INSTRUCTIONS FOR THE TASK: Transcribe the data that follows precisely, omitting nothing.

# # # # #

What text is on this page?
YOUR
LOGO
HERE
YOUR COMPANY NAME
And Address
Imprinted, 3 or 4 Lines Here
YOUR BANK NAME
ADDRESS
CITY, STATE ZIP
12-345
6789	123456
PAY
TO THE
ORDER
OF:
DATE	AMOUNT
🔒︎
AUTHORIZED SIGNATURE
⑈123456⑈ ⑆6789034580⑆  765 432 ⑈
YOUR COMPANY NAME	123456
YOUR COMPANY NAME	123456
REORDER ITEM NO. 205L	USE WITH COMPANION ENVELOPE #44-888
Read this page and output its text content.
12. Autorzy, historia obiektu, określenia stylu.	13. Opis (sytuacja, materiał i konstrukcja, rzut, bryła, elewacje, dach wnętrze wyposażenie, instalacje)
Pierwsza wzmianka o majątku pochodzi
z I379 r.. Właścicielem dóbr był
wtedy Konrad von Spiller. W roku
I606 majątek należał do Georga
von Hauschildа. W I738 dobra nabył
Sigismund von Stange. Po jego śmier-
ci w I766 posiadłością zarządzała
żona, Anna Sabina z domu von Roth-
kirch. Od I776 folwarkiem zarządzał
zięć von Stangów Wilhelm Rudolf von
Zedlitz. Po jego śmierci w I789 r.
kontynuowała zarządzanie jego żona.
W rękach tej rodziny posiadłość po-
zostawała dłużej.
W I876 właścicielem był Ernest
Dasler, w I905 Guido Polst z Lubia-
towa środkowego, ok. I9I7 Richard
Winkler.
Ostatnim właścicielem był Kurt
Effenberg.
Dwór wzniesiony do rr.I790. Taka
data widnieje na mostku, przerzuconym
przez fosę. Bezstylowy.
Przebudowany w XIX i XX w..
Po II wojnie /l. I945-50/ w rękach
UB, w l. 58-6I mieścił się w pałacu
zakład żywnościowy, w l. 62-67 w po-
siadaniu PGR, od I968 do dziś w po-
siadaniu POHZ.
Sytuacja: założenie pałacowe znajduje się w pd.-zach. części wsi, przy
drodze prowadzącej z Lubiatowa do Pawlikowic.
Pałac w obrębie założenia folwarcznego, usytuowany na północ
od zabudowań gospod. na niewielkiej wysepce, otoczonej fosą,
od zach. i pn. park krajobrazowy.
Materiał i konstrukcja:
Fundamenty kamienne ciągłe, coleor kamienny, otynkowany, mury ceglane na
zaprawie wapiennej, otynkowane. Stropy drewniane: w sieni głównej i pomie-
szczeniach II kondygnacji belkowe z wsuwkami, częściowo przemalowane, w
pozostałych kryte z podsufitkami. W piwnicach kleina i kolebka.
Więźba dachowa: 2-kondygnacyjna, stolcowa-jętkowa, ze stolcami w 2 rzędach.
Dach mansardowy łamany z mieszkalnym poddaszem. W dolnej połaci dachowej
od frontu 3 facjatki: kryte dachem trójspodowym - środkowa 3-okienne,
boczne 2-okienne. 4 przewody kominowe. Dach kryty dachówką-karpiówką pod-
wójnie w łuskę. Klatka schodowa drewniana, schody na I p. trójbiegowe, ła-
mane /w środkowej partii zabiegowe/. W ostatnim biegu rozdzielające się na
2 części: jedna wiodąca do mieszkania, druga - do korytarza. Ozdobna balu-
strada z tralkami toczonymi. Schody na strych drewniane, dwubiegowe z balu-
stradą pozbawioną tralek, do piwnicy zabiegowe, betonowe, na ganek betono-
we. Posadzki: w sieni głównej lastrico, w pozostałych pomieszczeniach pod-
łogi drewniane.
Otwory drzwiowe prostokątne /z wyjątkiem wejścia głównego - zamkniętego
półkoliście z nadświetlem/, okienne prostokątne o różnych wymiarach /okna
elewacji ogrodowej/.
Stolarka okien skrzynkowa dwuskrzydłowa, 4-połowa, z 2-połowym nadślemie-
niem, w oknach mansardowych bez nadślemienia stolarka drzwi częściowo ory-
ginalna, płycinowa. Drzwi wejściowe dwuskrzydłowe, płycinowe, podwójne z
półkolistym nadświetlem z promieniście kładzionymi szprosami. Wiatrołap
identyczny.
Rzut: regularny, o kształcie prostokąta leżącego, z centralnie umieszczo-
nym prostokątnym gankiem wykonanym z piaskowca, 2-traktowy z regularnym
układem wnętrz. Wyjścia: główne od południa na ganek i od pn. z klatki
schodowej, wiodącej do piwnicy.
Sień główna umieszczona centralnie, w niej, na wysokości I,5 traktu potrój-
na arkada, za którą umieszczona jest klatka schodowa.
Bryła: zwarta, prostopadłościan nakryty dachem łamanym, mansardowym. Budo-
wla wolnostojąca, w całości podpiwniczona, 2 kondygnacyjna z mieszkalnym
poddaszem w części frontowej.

# # # # #

SOLVED PROBLEM:
What text is on this page?
YOUR
LOGO
HERE
YOUR COMPANY NAME
And Address
Imprinted, 3 or 4 Lines Here
YOUR BANK NAME
ADDRESS
CITY, STATE ZIP
12-345
6789	123456
PAY
TO THE
ORDER
OF:
DATE	AMOUNT
🔒︎
AUTHORIZED SIGNATURE
⑈123456⑈ ⑆6789034580⑆  765 432 ⑈
YOUR COMPANY NAME	123456
YOUR COMPANY NAME	123456
REORDER ITEM NO. 205L	USE WITH COMPANION ENVELOPE #44-888
Read this page and output its text content.
12. Autorzy, historia obiektu, określenia stylu.	13. Opis (sytuacja, materiał i konstrukcja, rzut, bryła, elewacje, dach wnętrze wyposażenie, instalacje)
Pierwsza wzmianka o majątku pochodzi
z I379 r.. Właścicielem dóbr był
wtedy Konrad von Spiller. W roku
I606 majątek należał do Georga
von Hauschildа. W I738 dobra nabył
Sigismund von Stange. Po jego śmier-
ci w I766 posiadłością zarządzała
żona, Anna Sabina z domu von Roth-
kirch. Od I776 folwarkiem zarządzał
zięć von Stangów Wilhelm Rudolf von
Zedlitz. Po jego śmierci w I789 r.
kontynuowała zarządzanie jego żona.
W rękach tej rodziny posiadłość po-
zostawała dłużej.
W I876 właścicielem był Ernest
Dasler, w I905 Guido Polst z Lubia-
towa środkowego, ok. I9I7 Richard
Winkler.
Ostatnim właścicielem był Kurt
Effenberg.
Dwór wzniesiony do rr.I790. Taka
data widnieje na mostku, przerzuconym
przez fosę. Bezstylowy.
Przebudowany w XIX i XX w..
Po II wojnie /l. I945-50/ w rękach
UB, w l. 58-6I mieścił się w pałacu
zakład żywnościowy, w l. 62-67 w po-
siadaniu PGR, od I968 do dziś w po-
siadaniu POHZ.
Sytuacja: założenie pałacowe znajduje się w pd.-zach. części wsi, przy
drodze prowadzącej z Lubiatowa do Pawlikowic.
Pałac w obrębie założenia folwarcznego, usytuowany na północ
od zabudowań gospod. na niewielkiej wysepce, otoczonej fosą,
od zach. i pn. park krajobrazowy.
Materiał i konstrukcja:
Fundamenty kamienne ciągłe, coleor kamienny, otynkowany, mury ceglane na
zaprawie wapiennej, otynkowane. Stropy drewniane: w sieni głównej i pomie-
szczeniach II kondygnacji belkowe z wsuwkami, częściowo przemalowane, w
pozostałych kryte z podsufitkami. W piwnicach kleina i kolebka.
Więźba dachowa: 2-kondygnacyjna, stolcowa-jętkowa, ze stolcami w 2 rzędach.
Dach mansardowy łamany z mieszkalnym poddaszem. W dolnej połaci dachowej
od frontu 3 facjatki: kryte dachem trójspodowym - środkowa 3-okienne,
boczne 2-okienne. 4 przewody kominowe. Dach kryty dachówką-karpiówką pod-
wójnie w łuskę. Klatka schodowa drewniana, schody na I p. trójbiegowe, ła-
mane /w środkowej partii zabiegowe/. W ostatnim biegu rozdzielające się na
2 części: jedna wiodąca do mieszkania, druga - do korytarza. Ozdobna balu-
strada z tralkami toczonymi. Schody na strych drewniane, dwubiegowe z balu-
stradą pozbawioną tralek, do piwnicy zabiegowe, betonowe, na ganek betono-
we. Posadzki: w sieni głównej lastrico, w pozostałych pomieszczeniach pod-
łogi drewniane.
Otwory drzwiowe prostokątne /z wyjątkiem wejścia głównego - zamkniętego
półkoliście z nadświetlem/, okienne prostokątne o różnych wymiarach /okna
elewacji ogrodowej/.
Stolarka okien skrzynkowa dwuskrzydłowa, 4-połowa, z 2-połowym nadślemie-
niem, w oknach mansardowych bez nadślemienia stolarka drzwi częściowo ory-
ginalna, płycinowa. Drzwi wejściowe dwuskrzydłowe, płycinowe, podwójne z
półkolistym nadświetlem z promieniście kładzionymi szprosami. Wiatrołap
identyczny.
Rzut: regularny, o kształcie prostokąta leżącego, z centralnie umieszczo-
nym prostokątnym gankiem wykonanym z piaskowca, 2-traktowy z regularnym
układem wnętrz. Wyjścia: główne od południa na ganek i od pn. z klatki
schodowej, wiodącej do piwnicy.
Sień główna umieszczona centralnie, w niej, na wysokości I,5 traktu potrój-
na arkada, za którą umieszczona jest klatka schodowa.
Bryła: zwarta, prostopadłościan nakryty dachem łamanym, mansardowym. Budo-
wla wolnostojąca, w całości podpiwniczona, 2 kondygnacyjna z mieszkalnym
poddaszem w części frontowej.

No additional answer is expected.